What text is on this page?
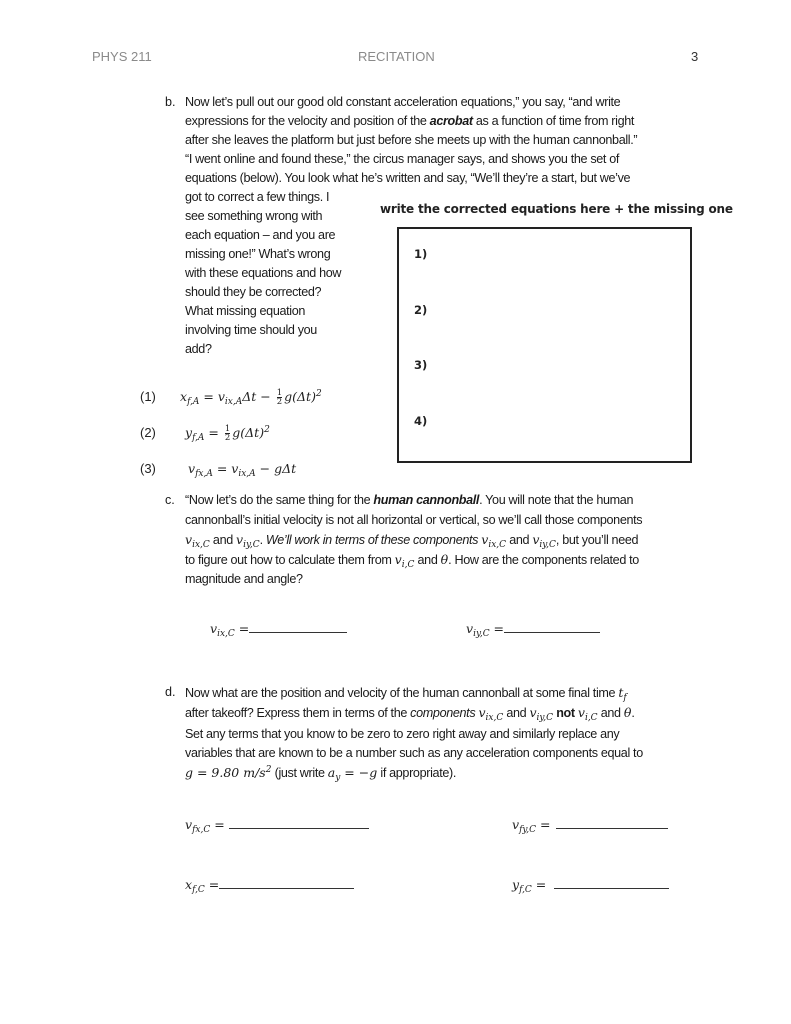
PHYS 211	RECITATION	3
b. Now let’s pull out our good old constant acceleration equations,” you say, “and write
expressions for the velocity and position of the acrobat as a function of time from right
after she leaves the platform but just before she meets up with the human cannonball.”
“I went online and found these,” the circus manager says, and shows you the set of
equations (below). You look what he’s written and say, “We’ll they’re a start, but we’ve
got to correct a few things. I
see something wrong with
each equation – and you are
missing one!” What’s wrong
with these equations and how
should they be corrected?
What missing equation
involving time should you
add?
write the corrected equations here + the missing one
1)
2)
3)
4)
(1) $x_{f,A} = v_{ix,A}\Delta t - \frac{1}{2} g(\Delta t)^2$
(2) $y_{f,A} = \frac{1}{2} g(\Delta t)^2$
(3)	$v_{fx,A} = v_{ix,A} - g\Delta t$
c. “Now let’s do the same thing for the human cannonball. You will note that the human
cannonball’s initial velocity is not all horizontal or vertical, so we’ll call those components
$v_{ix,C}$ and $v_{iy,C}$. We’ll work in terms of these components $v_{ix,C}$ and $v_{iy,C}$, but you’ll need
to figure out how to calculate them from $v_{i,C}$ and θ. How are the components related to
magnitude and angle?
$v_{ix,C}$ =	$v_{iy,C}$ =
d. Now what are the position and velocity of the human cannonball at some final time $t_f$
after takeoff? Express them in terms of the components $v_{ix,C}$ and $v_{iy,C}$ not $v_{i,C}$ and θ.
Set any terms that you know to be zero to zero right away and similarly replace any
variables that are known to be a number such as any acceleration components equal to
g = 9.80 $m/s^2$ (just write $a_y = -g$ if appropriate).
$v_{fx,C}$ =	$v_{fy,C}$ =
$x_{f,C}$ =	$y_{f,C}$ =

* * *

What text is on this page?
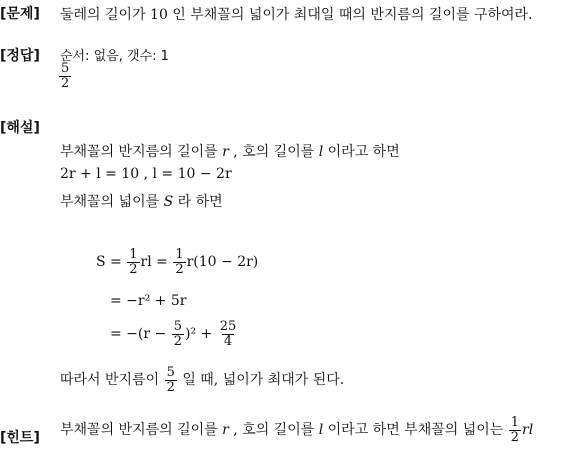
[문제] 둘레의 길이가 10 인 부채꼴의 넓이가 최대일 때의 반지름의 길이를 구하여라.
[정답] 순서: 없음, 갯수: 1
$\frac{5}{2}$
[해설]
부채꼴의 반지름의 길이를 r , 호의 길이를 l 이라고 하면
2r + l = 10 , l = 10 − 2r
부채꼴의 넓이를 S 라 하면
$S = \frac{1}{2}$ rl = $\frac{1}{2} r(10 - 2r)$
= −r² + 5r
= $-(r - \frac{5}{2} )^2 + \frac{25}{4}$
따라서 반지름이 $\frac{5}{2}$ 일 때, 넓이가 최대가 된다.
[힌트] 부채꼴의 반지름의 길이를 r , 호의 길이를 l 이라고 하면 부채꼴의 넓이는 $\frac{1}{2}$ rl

What to produce – Where a line holds the string "with", copy that line.

In response –
after she leaves the platform but just before she meets up with the human cannonball.”
see something wrong with
with these equations and how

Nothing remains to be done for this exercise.